Capturing The Lives of Others

There are a few things that may immediately strike you about German director Florian Henckel von Donnersmarck, creator of the Oscar-nominated East German espionage drama The Lives of Others:

The first is obviously the length of his name, which would be a 53-point Scrabble word without any bonuses if you could even find a board that could accommodate it, let alone be able to play more than 7 letters and use proper names. The second is that the man is a giant, not just tall or “big-boned”, but he’s reportedly 6′ 8″ which allows him to tower over everyone even when sitting down for an interview.

The third and most important thing about Florian (as we’ll call him to retain our sanity) is that he has made an amazing film, one that has been hailed for its insightful look into pre-reunification Germany and the techniques used by the East German government’s state police (AKA the Stasi) to keep its artistic community under control. It wasn’t too surprising when Florian’s film was nominated as one of only five foreign films to make the cut for the Oscars, continuing Germany’s run in recent years of fine historic dramas.

“It’s hard to describe your own film,” Florian said during a recent interview with ComingSoon.net, when asked by a fellow journalist if he saw his film as a political thriller. “The distributor in Germany offered me the first shot at cutting my own trailer and I thought about it and then said ‘No, you go ahead and do it’ because it’s so hard to sell your own product and see what would be commercially appealing about it.”

▶ [Data shown]
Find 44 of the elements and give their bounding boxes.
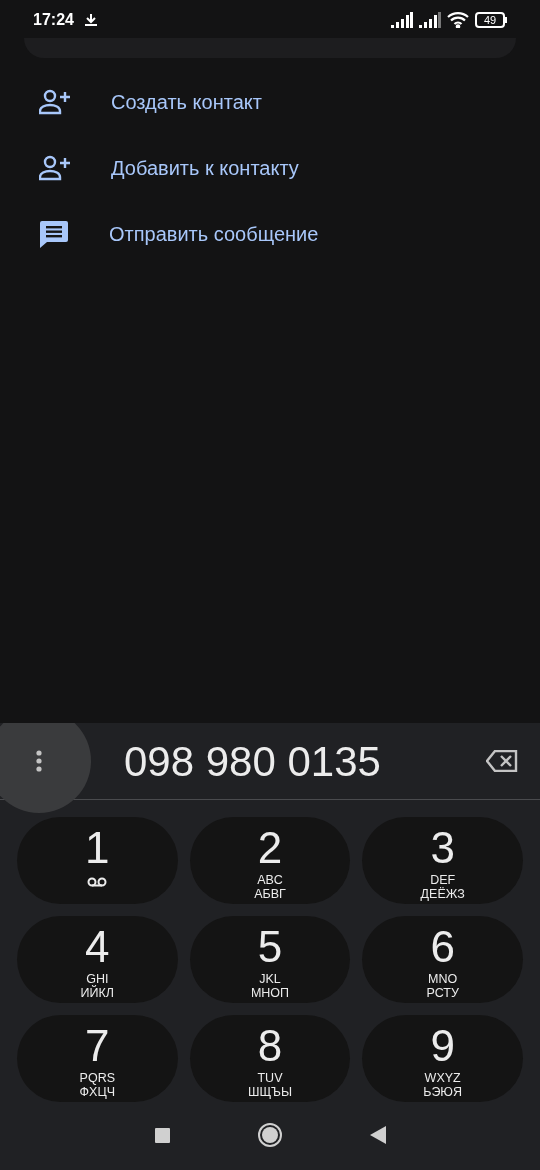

▶ [What you should do]
Extend the article on Florian Henckel von Donnersmarck and The Lives of Others past its last paragraph. The data that comes after this interview piece has no connection to it.

▶ [Final result]
Since his film deals with a famous playwright and what happens when he’s put under surveillance by a high-ranking rival trying to steal his actress girlfriend, Florian discovered some interesting things about how writers fit into the former East Germany. “A writer in the GDR was to the Stasi the most dangerous creature of all,” he told us. “They actually had a very unusual system. It’s quite complicated, but I think it’ll give you some idea how the Stasi operated with artists. They knew that once a writer became famous, he was almost untouchable. They couldn’t really do anything serious to him without provoking so much protest in the East and in the West. What they tried to do is they tried to find and target artists and writers who were not yet famous. They’d use schools as informers on who was writing what kind of poetry that may be interesting. They’d find some 20-year-old guy who’d written some poems, so the Stasi would arrest him and put in jail for five years, after which, this person would not feel the need to write again. They’d get them while he was young, destroy the talent and ambition, and the loss was never noticed, because nobody else knew that this guy would have become a major writer. The strange thing that happened from this was that the writers that became known and famous felt that they had done so without any contact from the Stasi, but actually, they had been very carefully selected by the Stasi, because everyone else had been weeded out. The strange thing is that even the ones that were the most dissident among the famous writers were actually very moderate.”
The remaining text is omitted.